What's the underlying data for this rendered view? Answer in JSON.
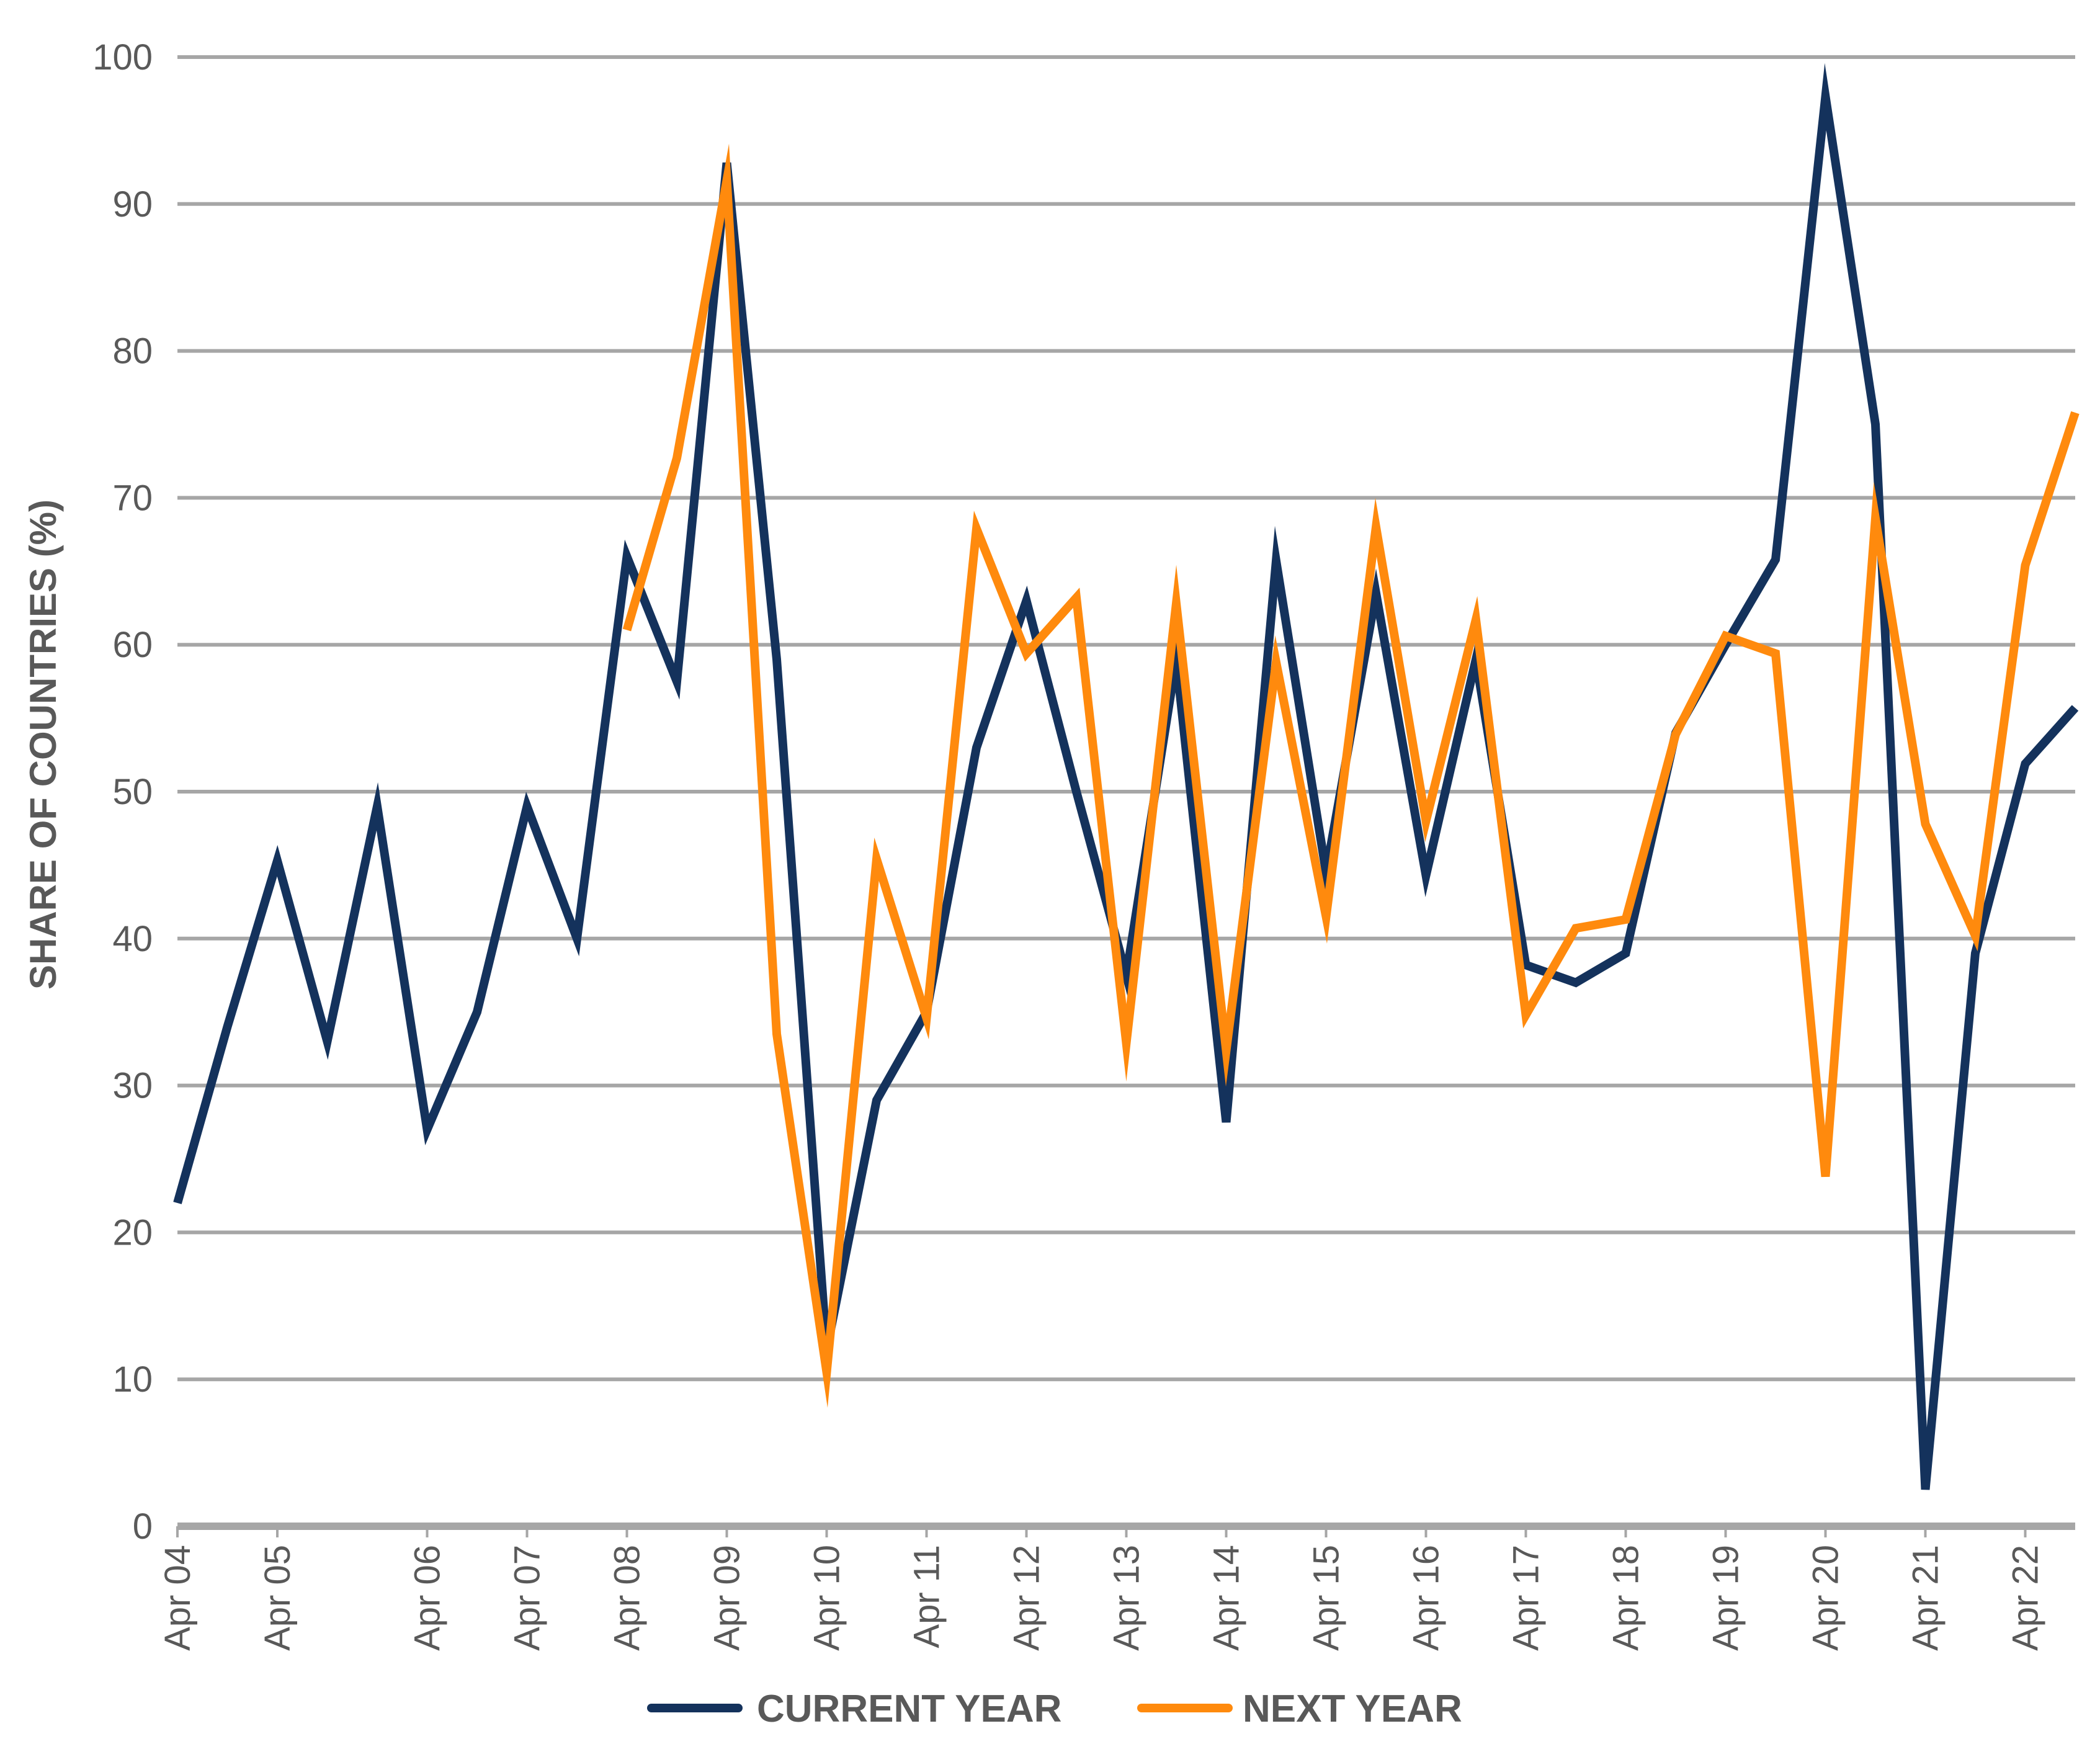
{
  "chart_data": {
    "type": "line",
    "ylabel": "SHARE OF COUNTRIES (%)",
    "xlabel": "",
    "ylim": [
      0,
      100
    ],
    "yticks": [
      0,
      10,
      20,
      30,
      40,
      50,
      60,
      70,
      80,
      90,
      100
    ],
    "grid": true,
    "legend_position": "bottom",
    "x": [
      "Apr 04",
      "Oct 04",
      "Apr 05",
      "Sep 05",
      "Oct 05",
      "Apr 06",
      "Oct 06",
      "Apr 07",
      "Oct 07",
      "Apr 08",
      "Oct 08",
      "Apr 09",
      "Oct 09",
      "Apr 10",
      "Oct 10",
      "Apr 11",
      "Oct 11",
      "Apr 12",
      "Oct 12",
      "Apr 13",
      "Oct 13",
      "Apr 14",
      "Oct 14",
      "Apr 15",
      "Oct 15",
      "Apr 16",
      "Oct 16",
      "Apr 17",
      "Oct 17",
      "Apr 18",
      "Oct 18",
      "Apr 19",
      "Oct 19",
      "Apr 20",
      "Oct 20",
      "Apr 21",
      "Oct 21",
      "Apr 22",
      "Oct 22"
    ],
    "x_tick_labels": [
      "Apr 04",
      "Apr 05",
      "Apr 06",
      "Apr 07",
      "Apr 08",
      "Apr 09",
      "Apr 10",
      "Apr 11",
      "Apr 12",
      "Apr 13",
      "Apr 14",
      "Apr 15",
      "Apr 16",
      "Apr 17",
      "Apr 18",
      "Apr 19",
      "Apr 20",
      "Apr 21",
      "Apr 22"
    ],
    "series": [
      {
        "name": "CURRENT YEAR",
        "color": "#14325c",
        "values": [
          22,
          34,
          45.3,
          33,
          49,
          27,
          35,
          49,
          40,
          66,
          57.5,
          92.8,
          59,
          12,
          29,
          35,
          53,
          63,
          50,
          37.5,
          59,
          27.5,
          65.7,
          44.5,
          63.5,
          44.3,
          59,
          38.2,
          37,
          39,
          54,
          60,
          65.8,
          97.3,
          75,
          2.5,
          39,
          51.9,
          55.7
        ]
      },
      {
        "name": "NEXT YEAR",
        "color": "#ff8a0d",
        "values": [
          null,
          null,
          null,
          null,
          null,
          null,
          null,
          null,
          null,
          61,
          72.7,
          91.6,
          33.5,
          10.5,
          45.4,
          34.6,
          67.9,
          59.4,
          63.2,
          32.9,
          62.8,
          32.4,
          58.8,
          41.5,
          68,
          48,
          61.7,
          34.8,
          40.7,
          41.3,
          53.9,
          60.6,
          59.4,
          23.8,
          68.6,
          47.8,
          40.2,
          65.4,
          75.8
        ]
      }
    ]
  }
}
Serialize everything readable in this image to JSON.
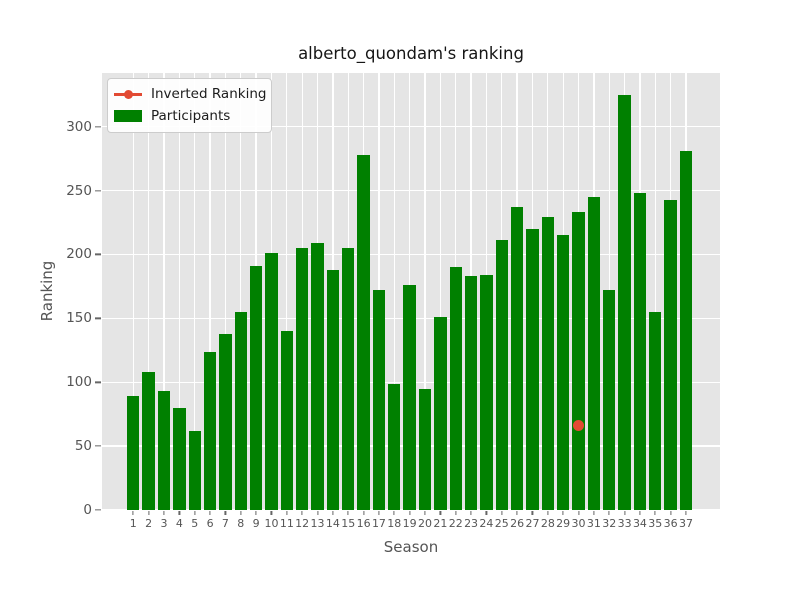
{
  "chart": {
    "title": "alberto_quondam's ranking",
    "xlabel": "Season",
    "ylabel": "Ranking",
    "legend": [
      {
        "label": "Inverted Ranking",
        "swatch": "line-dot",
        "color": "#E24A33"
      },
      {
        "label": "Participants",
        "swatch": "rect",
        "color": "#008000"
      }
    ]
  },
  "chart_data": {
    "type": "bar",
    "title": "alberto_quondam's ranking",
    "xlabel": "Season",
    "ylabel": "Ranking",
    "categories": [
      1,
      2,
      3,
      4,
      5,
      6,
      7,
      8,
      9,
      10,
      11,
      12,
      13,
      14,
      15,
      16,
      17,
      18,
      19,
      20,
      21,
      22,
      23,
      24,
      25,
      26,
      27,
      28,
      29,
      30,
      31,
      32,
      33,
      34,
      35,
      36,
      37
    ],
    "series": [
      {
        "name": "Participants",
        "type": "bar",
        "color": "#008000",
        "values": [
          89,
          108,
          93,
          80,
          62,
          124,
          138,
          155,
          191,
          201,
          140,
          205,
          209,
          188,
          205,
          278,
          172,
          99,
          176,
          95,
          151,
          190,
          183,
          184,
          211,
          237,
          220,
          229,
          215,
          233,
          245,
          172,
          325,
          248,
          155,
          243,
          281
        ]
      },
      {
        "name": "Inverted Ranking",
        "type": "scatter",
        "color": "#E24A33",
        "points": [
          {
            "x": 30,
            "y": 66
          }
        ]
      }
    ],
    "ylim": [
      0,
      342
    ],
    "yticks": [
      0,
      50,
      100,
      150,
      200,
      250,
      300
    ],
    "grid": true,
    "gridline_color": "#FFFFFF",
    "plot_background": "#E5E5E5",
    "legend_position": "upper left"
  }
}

* * * * * * * * *

* REQUEST
Transcribe the records above exactly as they appear, leaving out any pictures.

* RESULT
What's the underlying data for this rendered view? Answer in JSON.
{
  "chart_data": {
    "type": "line",
    "ylabel": "SHARE OF COUNTRIES (%)",
    "xlabel": "",
    "ylim": [
      0,
      100
    ],
    "yticks": [
      0,
      10,
      20,
      30,
      40,
      50,
      60,
      70,
      80,
      90,
      100
    ],
    "grid": true,
    "legend_position": "bottom",
    "x": [
      "Apr 04",
      "Oct 04",
      "Apr 05",
      "Sep 05",
      "Oct 05",
      "Apr 06",
      "Oct 06",
      "Apr 07",
      "Oct 07",
      "Apr 08",
      "Oct 08",
      "Apr 09",
      "Oct 09",
      "Apr 10",
      "Oct 10",
      "Apr 11",
      "Oct 11",
      "Apr 12",
      "Oct 12",
      "Apr 13",
      "Oct 13",
      "Apr 14",
      "Oct 14",
      "Apr 15",
      "Oct 15",
      "Apr 16",
      "Oct 16",
      "Apr 17",
      "Oct 17",
      "Apr 18",
      "Oct 18",
      "Apr 19",
      "Oct 19",
      "Apr 20",
      "Oct 20",
      "Apr 21",
      "Oct 21",
      "Apr 22",
      "Oct 22"
    ],
    "x_tick_labels": [
      "Apr 04",
      "Apr 05",
      "Apr 06",
      "Apr 07",
      "Apr 08",
      "Apr 09",
      "Apr 10",
      "Apr 11",
      "Apr 12",
      "Apr 13",
      "Apr 14",
      "Apr 15",
      "Apr 16",
      "Apr 17",
      "Apr 18",
      "Apr 19",
      "Apr 20",
      "Apr 21",
      "Apr 22"
    ],
    "series": [
      {
        "name": "CURRENT YEAR",
        "color": "#14325c",
        "values": [
          22,
          34,
          45.3,
          33,
          49,
          27,
          35,
          49,
          40,
          66,
          57.5,
          92.8,
          59,
          12,
          29,
          35,
          53,
          63,
          50,
          37.5,
          59,
          27.5,
          65.7,
          44.5,
          63.5,
          44.3,
          59,
          38.2,
          37,
          39,
          54,
          60,
          65.8,
          97.3,
          75,
          2.5,
          39,
          51.9,
          55.7
        ]
      },
      {
        "name": "NEXT YEAR",
        "color": "#ff8a0d",
        "values": [
          null,
          null,
          null,
          null,
          null,
          null,
          null,
          null,
          null,
          61,
          72.7,
          91.6,
          33.5,
          10.5,
          45.4,
          34.6,
          67.9,
          59.4,
          63.2,
          32.9,
          62.8,
          32.4,
          58.8,
          41.5,
          68,
          48,
          61.7,
          34.8,
          40.7,
          41.3,
          53.9,
          60.6,
          59.4,
          23.8,
          68.6,
          47.8,
          40.2,
          65.4,
          75.8
        ]
      }
    ]
  }
}
Serialize everything readable in this image to JSON.
{
  "chart": {
    "title": "alberto_quondam's ranking",
    "xlabel": "Season",
    "ylabel": "Ranking",
    "legend": [
      {
        "label": "Inverted Ranking",
        "swatch": "line-dot",
        "color": "#E24A33"
      },
      {
        "label": "Participants",
        "swatch": "rect",
        "color": "#008000"
      }
    ]
  },
  "chart_data": {
    "type": "bar",
    "title": "alberto_quondam's ranking",
    "xlabel": "Season",
    "ylabel": "Ranking",
    "categories": [
      1,
      2,
      3,
      4,
      5,
      6,
      7,
      8,
      9,
      10,
      11,
      12,
      13,
      14,
      15,
      16,
      17,
      18,
      19,
      20,
      21,
      22,
      23,
      24,
      25,
      26,
      27,
      28,
      29,
      30,
      31,
      32,
      33,
      34,
      35,
      36,
      37
    ],
    "series": [
      {
        "name": "Participants",
        "type": "bar",
        "color": "#008000",
        "values": [
          89,
          108,
          93,
          80,
          62,
          124,
          138,
          155,
          191,
          201,
          140,
          205,
          209,
          188,
          205,
          278,
          172,
          99,
          176,
          95,
          151,
          190,
          183,
          184,
          211,
          237,
          220,
          229,
          215,
          233,
          245,
          172,
          325,
          248,
          155,
          243,
          281
        ]
      },
      {
        "name": "Inverted Ranking",
        "type": "scatter",
        "color": "#E24A33",
        "points": [
          {
            "x": 30,
            "y": 66
          }
        ]
      }
    ],
    "ylim": [
      0,
      342
    ],
    "yticks": [
      0,
      50,
      100,
      150,
      200,
      250,
      300
    ],
    "grid": true,
    "gridline_color": "#FFFFFF",
    "plot_background": "#E5E5E5",
    "legend_position": "upper left"
  }
}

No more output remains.